> _Extract provided_:
Easy Quilt Blocks using Half Square Triangles
Want to learn to create beautiful and easy quilt blocks that look complicated and fancy – but are not? Half square triangles are a great place to start! By using just one simple quilt block technique, you can create beautiful quilts. These simple quilt blocks will then grow into a stunning quilt. Keep reading for step-by-step instructions.
How to Make a Half Square Triangle Quilt Block
There are several ways to make a half square triangle (HST). Our instructions are for the most common way to create this block. Begin with two 4” x 4” fabric squares. The finished size of the half square triangles will be 3” x 3”.
When referring to a “finished size” in quilting, this means after sewing. So, these half square triangles will be 3½” x 3½” at the completion of this stage, but when added to your quilting project, they will be a “finished size” of 3” x 3”. It is important to understand this difference. We will be using the Creative Grids 4-in-1 Half Square Triangle Ruler in the process of making a HST and the measurements on the ruler are shown in “finished size”.
If you are using fabric with a printed design on it, you will need to take notice of both the right and wrong side of the fabric. The diagram below shows how the fabric sides will be shown in the creation of the HST block.
Place the marked fabric square on top of the unmarked fabric square with the WRONG sides facing outward. Make sure to evenly align all four sides with each other.
Sew with a scant 1/4” seam allowance on both sides of the drawn center line using it as a guide. A scant seam means you sew slightly less than a full 1/4” seam allowance.
With your rotary cutter and ruler, cut the sewn square fabric in half along the hand-drawn line.
With your Creative Grids 4-in-1 Half Square Triangle Ruler, place the bottom edge seam line along the 3” line. Make sure the point of the ruler is inset from both edges of the fabric.
Press seam towards the darker fabric. You will now have two half square triangles. The current size of these blocks is 3 1/2” x 3 1/2”. The finished size of these blocks when sewn into a larger quilt block will be 3” x 3”.

Recorded data:

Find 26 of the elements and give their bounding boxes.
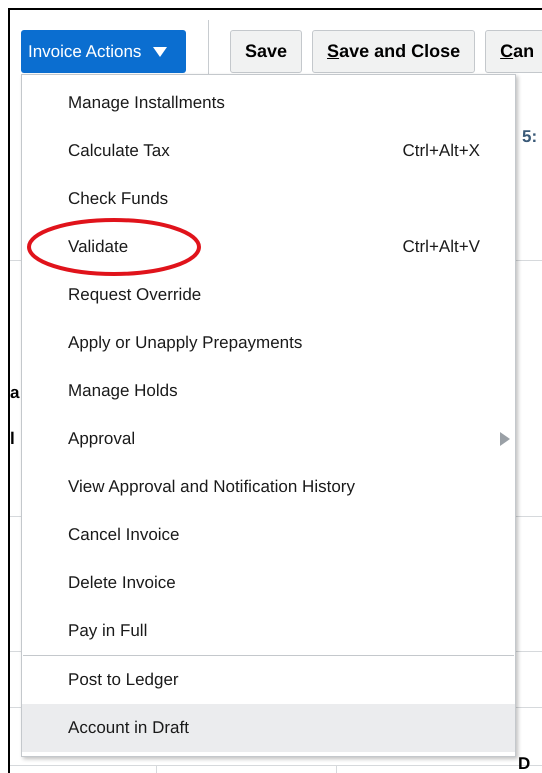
- menu-item[interactable]: Approval: [22, 415, 515, 463]
- menu-item[interactable]: Manage Installments: [22, 79, 515, 127]
- menu-item[interactable]: View Approval and Notification History: [22, 463, 515, 511]
- caret-icon: [153, 46, 168, 56]
- toolbar-button[interactable]: Can: [485, 30, 542, 73]
- menu-item[interactable]: Check Funds: [22, 175, 515, 223]
- invoice-actions-button[interactable]: Invoice Actions: [21, 30, 186, 73]
- menu-item[interactable]: Account in Draft: [22, 704, 515, 752]
- menu-item[interactable]: Request Override: [22, 271, 515, 319]
- menu-item[interactable]: Apply or Unapply Prepayments: [22, 319, 515, 367]
- background-text: 5:: [522, 126, 538, 148]
- menu-item[interactable]: Post to Ledger: [22, 656, 515, 704]
- background-text: a: [10, 382, 20, 404]
- toolbar-button[interactable]: Save and Close: [312, 30, 476, 73]
- menu-item[interactable]: Pay in Full: [22, 607, 515, 655]
- menu-item[interactable]: Validate Ctrl+Alt+V: [22, 223, 515, 271]
- background-text: D: [518, 755, 530, 772]
- menu-item[interactable]: Delete Invoice: [22, 559, 515, 607]
- shortcut-text: Ctrl+Alt+V: [402, 236, 480, 258]
- menu-item[interactable]: Cancel Invoice: [22, 511, 515, 559]
- shortcut-text: Ctrl+Alt+X: [402, 140, 480, 162]
- submenu-arrow-icon: [500, 432, 510, 446]
- menu-item[interactable]: Manage Holds: [22, 367, 515, 415]
- toolbar-button[interactable]: Save: [230, 30, 302, 73]
- menu-item[interactable]: Calculate Tax Ctrl+Alt+X: [22, 127, 515, 175]
- background-text: l: [10, 428, 15, 450]
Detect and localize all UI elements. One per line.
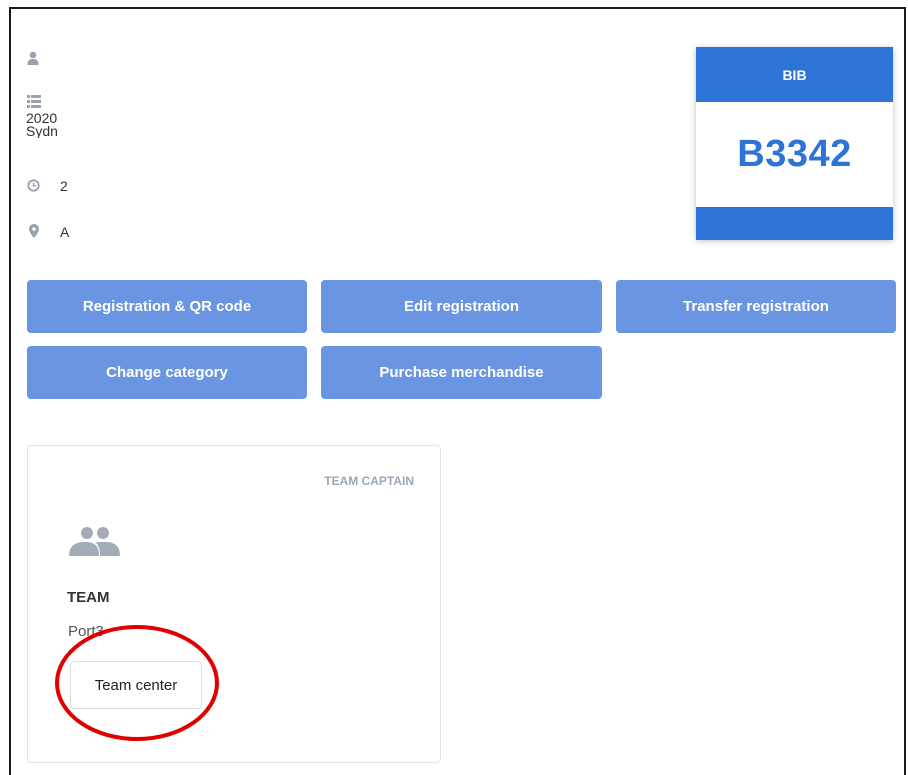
bib-number: B3342 [737,133,852,175]
edit-registration-button[interactable]: Edit registration [321,280,602,333]
team-captain-badge: TEAM CAPTAIN [324,474,414,488]
team-label: TEAM [67,589,110,606]
bib-card: BIB B3342 [696,47,893,240]
bib-footer-bar [696,207,893,240]
change-category-button[interactable]: Change category [27,346,307,399]
purchase-merchandise-button[interactable]: Purchase merchandise [321,346,602,399]
transfer-registration-button[interactable]: Transfer registration [616,280,896,333]
bib-label: BIB [696,47,893,102]
clock-icon [27,179,40,197]
team-center-button[interactable]: Team center [70,661,202,709]
team-name: Port3 [68,623,104,640]
team-icon [69,526,120,561]
event-address: A [60,225,70,239]
event-time: 2 [60,179,68,193]
user-icon [27,51,39,70]
event-date: 2020 [26,111,58,125]
team-card: TEAM CAPTAIN TEAM Port3 Team center [27,445,441,763]
map-pin-icon [29,224,39,243]
registration-qr-button[interactable]: Registration & QR code [27,280,307,333]
event-location: Sydn [26,124,58,138]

> _Written task 1_:
In the half square triangle instructions, reproduce the passage that opens with the words containing "If you are using" and closes with "edges of the fabric.", substituting "fabric scissors" for "rotary cutter".
> _Written task 2_:
According to the half square triangle instructions, which way should the seam be pressed?

> _Answer 1_:
If you are using fabric with a printed design on it, you will need to take notice of both the right and wrong side of the fabric. The diagram below shows how the fabric sides will be shown in the creation of the HST block.
Place the marked fabric square on top of the unmarked fabric square with the WRONG sides facing outward. Make sure to evenly align all four sides with each other.
Sew with a scant 1/4” seam allowance on both sides of the drawn center line using it as a guide. A scant seam means you sew slightly less than a full 1/4” seam allowance.
With your fabric scissors and ruler, cut the sewn square fabric in half along the hand-drawn line.
With your Creative Grids 4-in-1 Half Square Triangle Ruler, place the bottom edge seam line along the 3” line. Make sure the point of the ruler is inset from both edges of the fabric.

> _Answer 2_:
Towards the darker fabric.